_RECORD SET_.
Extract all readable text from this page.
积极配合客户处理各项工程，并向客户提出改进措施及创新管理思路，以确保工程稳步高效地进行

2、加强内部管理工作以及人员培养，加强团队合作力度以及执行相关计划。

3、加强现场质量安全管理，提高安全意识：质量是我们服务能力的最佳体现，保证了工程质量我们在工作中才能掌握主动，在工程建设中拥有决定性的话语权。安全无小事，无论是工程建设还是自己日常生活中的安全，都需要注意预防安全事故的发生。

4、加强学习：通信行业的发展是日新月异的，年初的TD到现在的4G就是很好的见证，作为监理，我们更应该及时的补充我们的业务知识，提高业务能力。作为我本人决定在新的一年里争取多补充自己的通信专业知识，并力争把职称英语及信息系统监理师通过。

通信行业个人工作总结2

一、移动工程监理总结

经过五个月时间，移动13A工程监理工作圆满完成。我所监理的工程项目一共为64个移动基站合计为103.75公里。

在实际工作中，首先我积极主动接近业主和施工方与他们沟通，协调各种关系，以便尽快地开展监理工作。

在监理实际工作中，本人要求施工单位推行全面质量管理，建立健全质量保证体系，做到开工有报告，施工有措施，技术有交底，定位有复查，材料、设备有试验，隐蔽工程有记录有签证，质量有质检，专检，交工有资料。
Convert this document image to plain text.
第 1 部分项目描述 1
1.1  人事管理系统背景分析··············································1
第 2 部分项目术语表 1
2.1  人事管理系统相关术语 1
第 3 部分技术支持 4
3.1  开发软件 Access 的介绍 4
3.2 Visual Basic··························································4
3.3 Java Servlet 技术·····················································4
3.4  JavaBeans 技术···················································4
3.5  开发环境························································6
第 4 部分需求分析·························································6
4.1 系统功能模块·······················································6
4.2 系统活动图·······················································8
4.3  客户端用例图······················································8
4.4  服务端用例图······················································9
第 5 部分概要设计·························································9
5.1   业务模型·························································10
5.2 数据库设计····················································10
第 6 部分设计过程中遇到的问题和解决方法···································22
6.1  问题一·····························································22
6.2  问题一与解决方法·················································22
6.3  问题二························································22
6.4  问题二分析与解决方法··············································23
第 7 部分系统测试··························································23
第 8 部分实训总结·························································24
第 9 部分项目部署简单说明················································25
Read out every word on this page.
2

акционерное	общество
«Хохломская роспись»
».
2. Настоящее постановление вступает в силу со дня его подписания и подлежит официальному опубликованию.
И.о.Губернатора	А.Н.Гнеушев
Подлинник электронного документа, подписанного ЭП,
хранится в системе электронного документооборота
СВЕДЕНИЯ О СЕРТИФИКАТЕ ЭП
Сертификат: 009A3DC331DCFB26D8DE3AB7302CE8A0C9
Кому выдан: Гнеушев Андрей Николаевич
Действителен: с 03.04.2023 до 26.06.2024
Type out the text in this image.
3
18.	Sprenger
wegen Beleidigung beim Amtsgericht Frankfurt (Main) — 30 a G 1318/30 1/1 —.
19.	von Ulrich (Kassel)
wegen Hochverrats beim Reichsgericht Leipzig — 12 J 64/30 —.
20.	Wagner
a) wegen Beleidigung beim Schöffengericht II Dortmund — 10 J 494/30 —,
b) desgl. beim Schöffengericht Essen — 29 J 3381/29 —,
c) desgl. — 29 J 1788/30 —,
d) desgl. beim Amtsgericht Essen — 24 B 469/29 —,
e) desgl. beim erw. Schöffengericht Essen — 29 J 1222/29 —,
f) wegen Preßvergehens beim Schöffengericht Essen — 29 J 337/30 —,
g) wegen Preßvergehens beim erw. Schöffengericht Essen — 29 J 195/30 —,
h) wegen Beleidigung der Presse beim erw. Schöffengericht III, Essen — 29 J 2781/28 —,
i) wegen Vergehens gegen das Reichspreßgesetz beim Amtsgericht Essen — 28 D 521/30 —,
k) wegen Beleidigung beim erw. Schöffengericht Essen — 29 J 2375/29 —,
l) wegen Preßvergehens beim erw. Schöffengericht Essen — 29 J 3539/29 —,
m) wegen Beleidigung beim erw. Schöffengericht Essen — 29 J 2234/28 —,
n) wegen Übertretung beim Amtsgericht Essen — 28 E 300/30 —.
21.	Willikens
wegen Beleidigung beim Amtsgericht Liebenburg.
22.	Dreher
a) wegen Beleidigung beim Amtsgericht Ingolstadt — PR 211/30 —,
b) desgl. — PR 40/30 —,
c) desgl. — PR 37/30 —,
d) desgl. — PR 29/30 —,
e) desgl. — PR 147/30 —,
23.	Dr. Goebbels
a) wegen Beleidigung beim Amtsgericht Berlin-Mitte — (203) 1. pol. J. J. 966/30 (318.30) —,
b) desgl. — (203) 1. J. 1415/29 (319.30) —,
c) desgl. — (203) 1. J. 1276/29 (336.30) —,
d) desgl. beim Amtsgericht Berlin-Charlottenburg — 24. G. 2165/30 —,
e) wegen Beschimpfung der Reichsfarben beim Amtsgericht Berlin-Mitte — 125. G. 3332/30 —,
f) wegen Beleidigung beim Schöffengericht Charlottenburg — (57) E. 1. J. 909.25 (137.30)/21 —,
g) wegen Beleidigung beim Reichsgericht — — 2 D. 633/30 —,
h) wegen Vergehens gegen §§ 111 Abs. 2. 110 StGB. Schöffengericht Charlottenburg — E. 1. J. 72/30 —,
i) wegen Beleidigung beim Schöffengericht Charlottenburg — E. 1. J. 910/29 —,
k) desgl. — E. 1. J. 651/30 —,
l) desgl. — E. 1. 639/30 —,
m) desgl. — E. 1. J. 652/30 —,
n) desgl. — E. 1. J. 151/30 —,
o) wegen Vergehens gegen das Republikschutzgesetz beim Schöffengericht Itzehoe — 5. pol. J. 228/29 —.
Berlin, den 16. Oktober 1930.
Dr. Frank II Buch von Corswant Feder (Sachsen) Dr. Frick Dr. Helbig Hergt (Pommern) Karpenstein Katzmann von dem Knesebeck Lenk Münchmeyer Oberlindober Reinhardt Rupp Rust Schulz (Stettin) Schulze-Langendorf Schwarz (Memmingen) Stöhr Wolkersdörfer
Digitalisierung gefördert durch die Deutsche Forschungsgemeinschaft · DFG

_EXERCISE REQUIREMENTS_. Go through the entries above and copy every line containing "image".

_WRITTEN REPLY_.
Convert this document image to plain text.
Type out the text in this image.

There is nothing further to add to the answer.